TO BE DONE
Leave out the pictures and repeat everything else in the records exactly.

————————

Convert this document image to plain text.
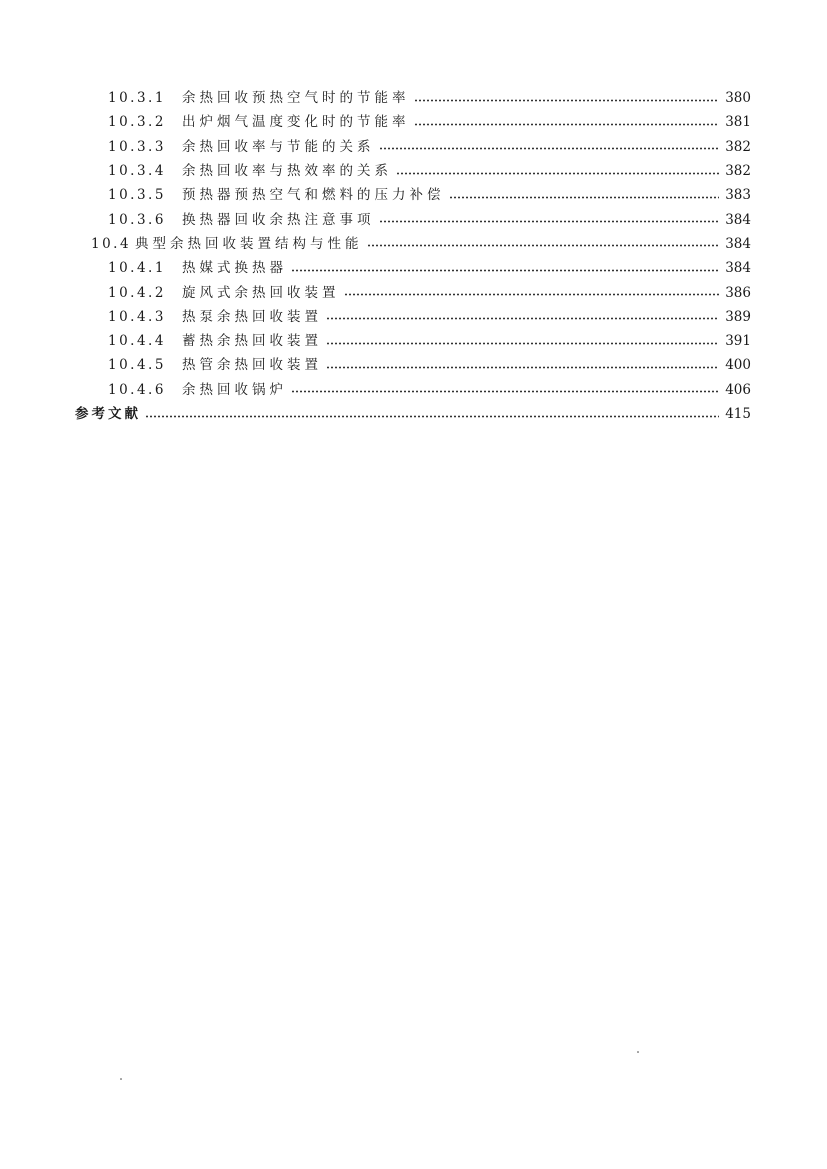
10.3.1	余热回收预热空气时的节能率	380
10.3.2	出炉烟气温度变化时的节能率	381
10.3.3	余热回收率与节能的关系	382
10.3.4	余热回收率与热效率的关系	382
10.3.5	预热器预热空气和燃料的压力补偿	383
10.3.6	换热器回收余热注意事项	384
10.4 典型余热回收装置结构与性能	384
10.4.1	热媒式换热器	384
10.4.2	旋风式余热回收装置	386
10.4.3	热泵余热回收装置	389
10.4.4	蓄热余热回收装置	391
10.4.5	热管余热回收装置	400
10.4.6	余热回收锅炉	406
参考文献	415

————————

SOLUTION TO THE PROBLEM
Convert this document image to plain text.
10.3.1	余热回收预热空气时的节能率	380
10.3.2	出炉烟气温度变化时的节能率	381
10.3.3	余热回收率与节能的关系	382
10.3.4	余热回收率与热效率的关系	382
10.3.5	预热器预热空气和燃料的压力补偿	383
10.3.6	换热器回收余热注意事项	384
10.4 典型余热回收装置结构与性能	384
10.4.1	热媒式换热器	384
10.4.2	旋风式余热回收装置	386
10.4.3	热泵余热回收装置	389
10.4.4	蓄热余热回收装置	391
10.4.5	热管余热回收装置	400
10.4.6	余热回收锅炉	406
参考文献	415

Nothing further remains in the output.